* Start PROVIDED RECORDS *

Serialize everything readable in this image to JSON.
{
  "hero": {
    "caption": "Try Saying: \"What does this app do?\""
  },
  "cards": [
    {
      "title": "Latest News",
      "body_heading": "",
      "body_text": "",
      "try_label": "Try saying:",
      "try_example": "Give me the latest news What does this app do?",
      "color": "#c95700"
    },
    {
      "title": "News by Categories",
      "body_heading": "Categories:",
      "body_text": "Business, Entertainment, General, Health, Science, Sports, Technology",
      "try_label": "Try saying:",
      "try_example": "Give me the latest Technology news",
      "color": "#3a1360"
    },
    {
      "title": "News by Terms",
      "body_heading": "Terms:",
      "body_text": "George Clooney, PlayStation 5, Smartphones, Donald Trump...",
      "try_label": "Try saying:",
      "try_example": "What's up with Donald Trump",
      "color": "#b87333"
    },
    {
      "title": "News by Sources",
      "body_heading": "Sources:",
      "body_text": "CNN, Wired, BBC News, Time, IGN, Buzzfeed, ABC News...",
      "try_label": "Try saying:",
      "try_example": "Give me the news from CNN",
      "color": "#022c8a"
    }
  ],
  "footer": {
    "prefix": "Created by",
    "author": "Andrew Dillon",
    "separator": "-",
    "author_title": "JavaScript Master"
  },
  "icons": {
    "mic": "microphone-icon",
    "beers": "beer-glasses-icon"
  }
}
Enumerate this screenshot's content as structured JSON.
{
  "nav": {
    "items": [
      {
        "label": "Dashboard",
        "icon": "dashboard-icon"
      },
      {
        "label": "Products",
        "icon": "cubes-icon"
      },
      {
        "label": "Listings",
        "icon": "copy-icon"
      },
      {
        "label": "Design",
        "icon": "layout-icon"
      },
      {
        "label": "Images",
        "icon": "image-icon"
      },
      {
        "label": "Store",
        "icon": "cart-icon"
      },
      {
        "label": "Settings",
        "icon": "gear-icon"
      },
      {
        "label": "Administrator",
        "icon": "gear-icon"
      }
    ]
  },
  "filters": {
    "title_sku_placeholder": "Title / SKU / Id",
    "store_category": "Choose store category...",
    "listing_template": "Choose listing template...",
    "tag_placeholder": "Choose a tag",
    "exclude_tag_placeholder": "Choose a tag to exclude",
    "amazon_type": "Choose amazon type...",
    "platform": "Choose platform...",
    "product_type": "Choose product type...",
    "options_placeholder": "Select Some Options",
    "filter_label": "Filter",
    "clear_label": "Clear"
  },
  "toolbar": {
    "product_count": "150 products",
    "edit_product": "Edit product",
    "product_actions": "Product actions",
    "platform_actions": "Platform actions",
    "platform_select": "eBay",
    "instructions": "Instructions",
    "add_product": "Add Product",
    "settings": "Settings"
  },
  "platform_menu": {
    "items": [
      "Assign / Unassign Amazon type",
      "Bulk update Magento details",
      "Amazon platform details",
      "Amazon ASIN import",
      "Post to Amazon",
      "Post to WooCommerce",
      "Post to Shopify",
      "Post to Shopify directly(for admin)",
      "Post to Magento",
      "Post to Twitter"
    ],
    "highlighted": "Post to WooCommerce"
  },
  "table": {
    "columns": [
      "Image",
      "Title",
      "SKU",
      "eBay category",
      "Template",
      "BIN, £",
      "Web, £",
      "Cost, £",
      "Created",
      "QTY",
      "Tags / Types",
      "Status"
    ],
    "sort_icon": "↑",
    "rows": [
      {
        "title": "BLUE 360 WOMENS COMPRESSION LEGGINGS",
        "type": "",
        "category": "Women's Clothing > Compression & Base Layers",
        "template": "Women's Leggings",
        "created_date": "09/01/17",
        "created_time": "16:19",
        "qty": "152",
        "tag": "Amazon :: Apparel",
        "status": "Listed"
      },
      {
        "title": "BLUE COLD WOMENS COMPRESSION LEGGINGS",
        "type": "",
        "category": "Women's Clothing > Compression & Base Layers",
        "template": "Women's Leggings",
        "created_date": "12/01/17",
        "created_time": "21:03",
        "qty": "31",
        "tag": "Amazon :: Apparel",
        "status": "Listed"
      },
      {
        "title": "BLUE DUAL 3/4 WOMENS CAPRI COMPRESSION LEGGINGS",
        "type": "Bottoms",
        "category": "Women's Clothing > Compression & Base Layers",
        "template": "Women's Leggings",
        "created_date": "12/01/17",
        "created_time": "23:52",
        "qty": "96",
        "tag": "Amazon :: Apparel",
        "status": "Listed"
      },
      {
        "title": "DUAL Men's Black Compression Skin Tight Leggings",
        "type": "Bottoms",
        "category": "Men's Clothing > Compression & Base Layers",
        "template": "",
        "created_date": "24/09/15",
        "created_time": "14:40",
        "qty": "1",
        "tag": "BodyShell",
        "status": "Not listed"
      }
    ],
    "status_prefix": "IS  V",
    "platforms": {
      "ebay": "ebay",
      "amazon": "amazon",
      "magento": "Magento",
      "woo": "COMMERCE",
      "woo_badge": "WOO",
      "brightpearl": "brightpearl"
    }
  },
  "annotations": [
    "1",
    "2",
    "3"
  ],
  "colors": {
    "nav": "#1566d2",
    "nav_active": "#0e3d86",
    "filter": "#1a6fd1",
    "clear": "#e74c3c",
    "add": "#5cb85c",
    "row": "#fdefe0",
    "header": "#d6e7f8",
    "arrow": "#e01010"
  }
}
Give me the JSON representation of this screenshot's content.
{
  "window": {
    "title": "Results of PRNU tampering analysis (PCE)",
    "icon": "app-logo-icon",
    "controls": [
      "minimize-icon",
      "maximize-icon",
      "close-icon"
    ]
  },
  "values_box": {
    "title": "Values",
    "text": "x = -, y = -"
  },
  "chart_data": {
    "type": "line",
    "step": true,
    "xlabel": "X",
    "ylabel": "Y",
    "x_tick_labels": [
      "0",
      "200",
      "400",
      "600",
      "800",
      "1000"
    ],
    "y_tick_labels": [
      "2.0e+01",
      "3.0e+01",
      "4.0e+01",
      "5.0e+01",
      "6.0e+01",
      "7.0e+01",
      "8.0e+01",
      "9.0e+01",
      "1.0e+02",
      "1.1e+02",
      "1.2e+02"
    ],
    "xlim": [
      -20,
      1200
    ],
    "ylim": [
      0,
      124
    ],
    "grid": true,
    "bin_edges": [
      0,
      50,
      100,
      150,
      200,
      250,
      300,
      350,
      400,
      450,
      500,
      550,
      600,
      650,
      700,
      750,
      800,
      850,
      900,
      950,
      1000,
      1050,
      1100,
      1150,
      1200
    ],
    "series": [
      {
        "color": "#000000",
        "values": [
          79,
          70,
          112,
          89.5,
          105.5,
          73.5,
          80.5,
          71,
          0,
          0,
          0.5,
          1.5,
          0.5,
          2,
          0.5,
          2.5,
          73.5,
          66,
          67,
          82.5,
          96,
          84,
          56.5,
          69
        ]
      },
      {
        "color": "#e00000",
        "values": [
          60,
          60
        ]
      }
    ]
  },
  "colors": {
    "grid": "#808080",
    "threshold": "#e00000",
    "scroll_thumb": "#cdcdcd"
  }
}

* End PROVIDED RECORDS *

* **CHALLENGE**
Reproduce the material above, every line of it, exactly.

* **RESULT FOR THIS TASK**
Serialize everything readable in this image to JSON.
{
  "hero": {
    "caption": "Try Saying: \"What does this app do?\""
  },
  "cards": [
    {
      "title": "Latest News",
      "body_heading": "",
      "body_text": "",
      "try_label": "Try saying:",
      "try_example": "Give me the latest news What does this app do?",
      "color": "#c95700"
    },
    {
      "title": "News by Categories",
      "body_heading": "Categories:",
      "body_text": "Business, Entertainment, General, Health, Science, Sports, Technology",
      "try_label": "Try saying:",
      "try_example": "Give me the latest Technology news",
      "color": "#3a1360"
    },
    {
      "title": "News by Terms",
      "body_heading": "Terms:",
      "body_text": "George Clooney, PlayStation 5, Smartphones, Donald Trump...",
      "try_label": "Try saying:",
      "try_example": "What's up with Donald Trump",
      "color": "#b87333"
    },
    {
      "title": "News by Sources",
      "body_heading": "Sources:",
      "body_text": "CNN, Wired, BBC News, Time, IGN, Buzzfeed, ABC News...",
      "try_label": "Try saying:",
      "try_example": "Give me the news from CNN",
      "color": "#022c8a"
    }
  ],
  "footer": {
    "prefix": "Created by",
    "author": "Andrew Dillon",
    "separator": "-",
    "author_title": "JavaScript Master"
  },
  "icons": {
    "mic": "microphone-icon",
    "beers": "beer-glasses-icon"
  }
}
Enumerate this screenshot's content as structured JSON.
{
  "nav": {
    "items": [
      {
        "label": "Dashboard",
        "icon": "dashboard-icon"
      },
      {
        "label": "Products",
        "icon": "cubes-icon"
      },
      {
        "label": "Listings",
        "icon": "copy-icon"
      },
      {
        "label": "Design",
        "icon": "layout-icon"
      },
      {
        "label": "Images",
        "icon": "image-icon"
      },
      {
        "label": "Store",
        "icon": "cart-icon"
      },
      {
        "label": "Settings",
        "icon": "gear-icon"
      },
      {
        "label": "Administrator",
        "icon": "gear-icon"
      }
    ]
  },
  "filters": {
    "title_sku_placeholder": "Title / SKU / Id",
    "store_category": "Choose store category...",
    "listing_template": "Choose listing template...",
    "tag_placeholder": "Choose a tag",
    "exclude_tag_placeholder": "Choose a tag to exclude",
    "amazon_type": "Choose amazon type...",
    "platform": "Choose platform...",
    "product_type": "Choose product type...",
    "options_placeholder": "Select Some Options",
    "filter_label": "Filter",
    "clear_label": "Clear"
  },
  "toolbar": {
    "product_count": "150 products",
    "edit_product": "Edit product",
    "product_actions": "Product actions",
    "platform_actions": "Platform actions",
    "platform_select": "eBay",
    "instructions": "Instructions",
    "add_product": "Add Product",
    "settings": "Settings"
  },
  "platform_menu": {
    "items": [
      "Assign / Unassign Amazon type",
      "Bulk update Magento details",
      "Amazon platform details",
      "Amazon ASIN import",
      "Post to Amazon",
      "Post to WooCommerce",
      "Post to Shopify",
      "Post to Shopify directly(for admin)",
      "Post to Magento",
      "Post to Twitter"
    ],
    "highlighted": "Post to WooCommerce"
  },
  "table": {
    "columns": [
      "Image",
      "Title",
      "SKU",
      "eBay category",
      "Template",
      "BIN, £",
      "Web, £",
      "Cost, £",
      "Created",
      "QTY",
      "Tags / Types",
      "Status"
    ],
    "sort_icon": "↑",
    "rows": [
      {
        "title": "BLUE 360 WOMENS COMPRESSION LEGGINGS",
        "type": "",
        "category": "Women's Clothing > Compression & Base Layers",
        "template": "Women's Leggings",
        "created_date": "09/01/17",
        "created_time": "16:19",
        "qty": "152",
        "tag": "Amazon :: Apparel",
        "status": "Listed"
      },
      {
        "title": "BLUE COLD WOMENS COMPRESSION LEGGINGS",
        "type": "",
        "category": "Women's Clothing > Compression & Base Layers",
        "template": "Women's Leggings",
        "created_date": "12/01/17",
        "created_time": "21:03",
        "qty": "31",
        "tag": "Amazon :: Apparel",
        "status": "Listed"
      },
      {
        "title": "BLUE DUAL 3/4 WOMENS CAPRI COMPRESSION LEGGINGS",
        "type": "Bottoms",
        "category": "Women's Clothing > Compression & Base Layers",
        "template": "Women's Leggings",
        "created_date": "12/01/17",
        "created_time": "23:52",
        "qty": "96",
        "tag": "Amazon :: Apparel",
        "status": "Listed"
      },
      {
        "title": "DUAL Men's Black Compression Skin Tight Leggings",
        "type": "Bottoms",
        "category": "Men's Clothing > Compression & Base Layers",
        "template": "",
        "created_date": "24/09/15",
        "created_time": "14:40",
        "qty": "1",
        "tag": "BodyShell",
        "status": "Not listed"
      }
    ],
    "status_prefix": "IS  V",
    "platforms": {
      "ebay": "ebay",
      "amazon": "amazon",
      "magento": "Magento",
      "woo": "COMMERCE",
      "woo_badge": "WOO",
      "brightpearl": "brightpearl"
    }
  },
  "annotations": [
    "1",
    "2",
    "3"
  ],
  "colors": {
    "nav": "#1566d2",
    "nav_active": "#0e3d86",
    "filter": "#1a6fd1",
    "clear": "#e74c3c",
    "add": "#5cb85c",
    "row": "#fdefe0",
    "header": "#d6e7f8",
    "arrow": "#e01010"
  }
}
Give me the JSON representation of this screenshot's content.
{
  "window": {
    "title": "Results of PRNU tampering analysis (PCE)",
    "icon": "app-logo-icon",
    "controls": [
      "minimize-icon",
      "maximize-icon",
      "close-icon"
    ]
  },
  "values_box": {
    "title": "Values",
    "text": "x = -, y = -"
  },
  "chart_data": {
    "type": "line",
    "step": true,
    "xlabel": "X",
    "ylabel": "Y",
    "x_tick_labels": [
      "0",
      "200",
      "400",
      "600",
      "800",
      "1000"
    ],
    "y_tick_labels": [
      "2.0e+01",
      "3.0e+01",
      "4.0e+01",
      "5.0e+01",
      "6.0e+01",
      "7.0e+01",
      "8.0e+01",
      "9.0e+01",
      "1.0e+02",
      "1.1e+02",
      "1.2e+02"
    ],
    "xlim": [
      -20,
      1200
    ],
    "ylim": [
      0,
      124
    ],
    "grid": true,
    "bin_edges": [
      0,
      50,
      100,
      150,
      200,
      250,
      300,
      350,
      400,
      450,
      500,
      550,
      600,
      650,
      700,
      750,
      800,
      850,
      900,
      950,
      1000,
      1050,
      1100,
      1150,
      1200
    ],
    "series": [
      {
        "color": "#000000",
        "values": [
          79,
          70,
          112,
          89.5,
          105.5,
          73.5,
          80.5,
          71,
          0,
          0,
          0.5,
          1.5,
          0.5,
          2,
          0.5,
          2.5,
          73.5,
          66,
          67,
          82.5,
          96,
          84,
          56.5,
          69
        ]
      },
      {
        "color": "#e00000",
        "values": [
          60,
          60
        ]
      }
    ]
  },
  "colors": {
    "grid": "#808080",
    "threshold": "#e00000",
    "scroll_thumb": "#cdcdcd"
  }
}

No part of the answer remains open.